İlimle îmân, ilimle ibadetler ve mürşidle hidayet arasındaki ilişkiyi açıklar mısınız?

Anasayfa » Ana Sayfa » Hidayet » İlimle îmân, ilimle ibadetler ve mürşidle hidayet arasındaki ilişkiyi açıklar mısınız?
share on facebook  tweet  share on google  print  

İlimle îmân, ilimle ibadetler ve mürşidle hidayet arasındaki ilişkiyi açıklar mısınız?

A- İlimle îmân arasındaki ilişki nasıldır?
B- İlimle ibadetler arasındaki ilişki nasıldır?
C- Mürşidle hidayet arasındaki ilişkiyi bizlere açıklar mısınız?

···

# Görev yönergesi:
Kaynak metnin "A- İlimle îmân" sözcüklerinden başlayıp "bizlere açıklar mısınız?" sözcüklerine kadar, bunlar da dahil olmak üzere, olan kısmını hiç değiştirmeden yazın.

# Veri içeriği:

···

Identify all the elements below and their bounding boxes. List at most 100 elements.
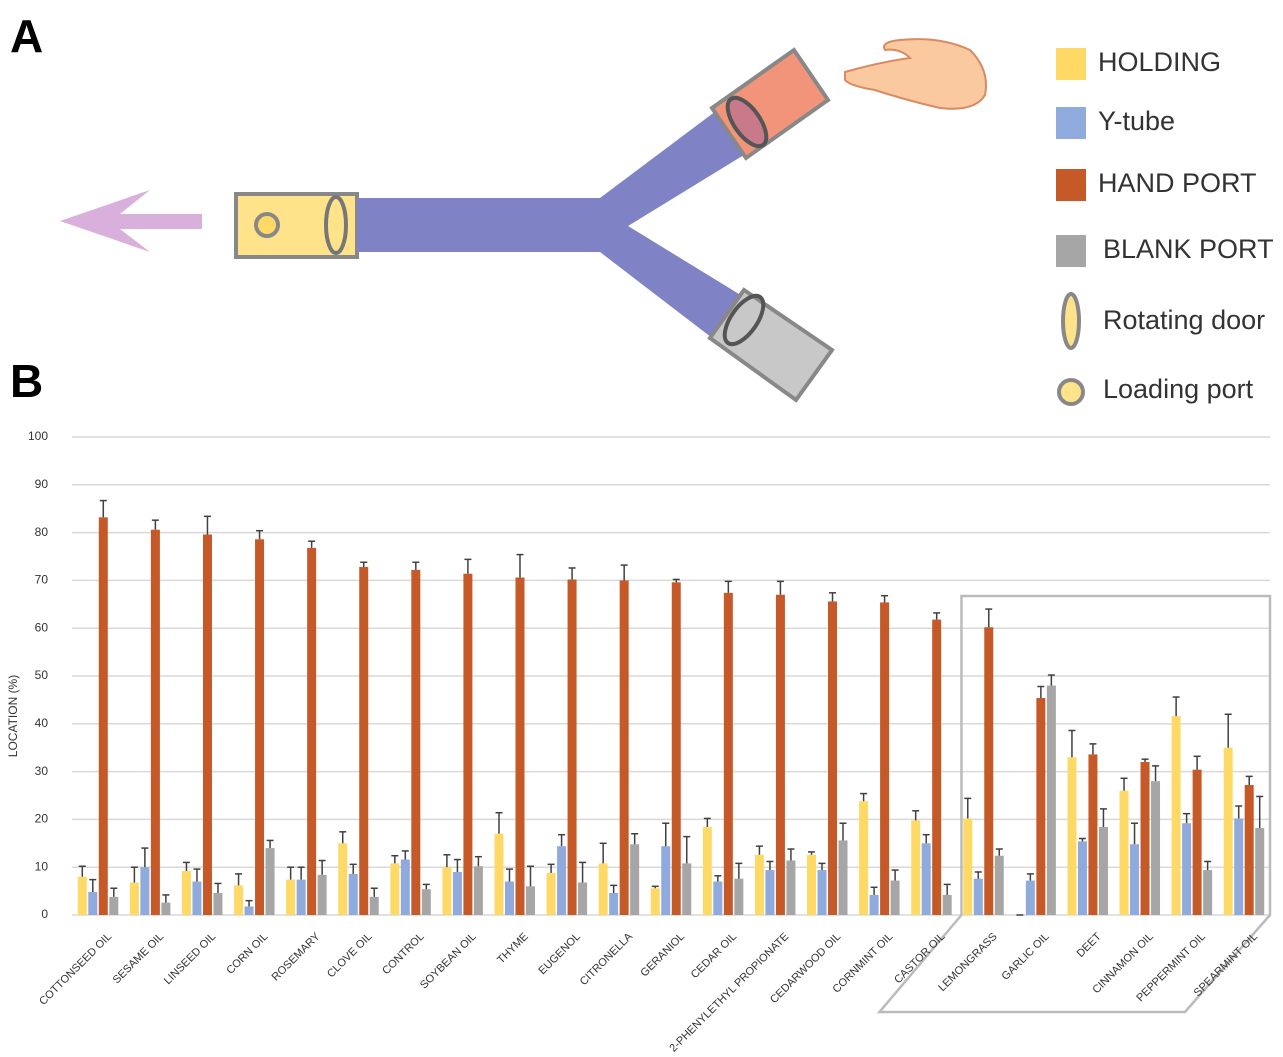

···

# Yazılı cevap:
A- İlimle îmân arasındaki ilişki nasıldır?
B- İlimle ibadetler arasındaki ilişki nasıldır?
C- Mürşidle hidayet arasındaki ilişkiyi bizlere açıklar mısınız?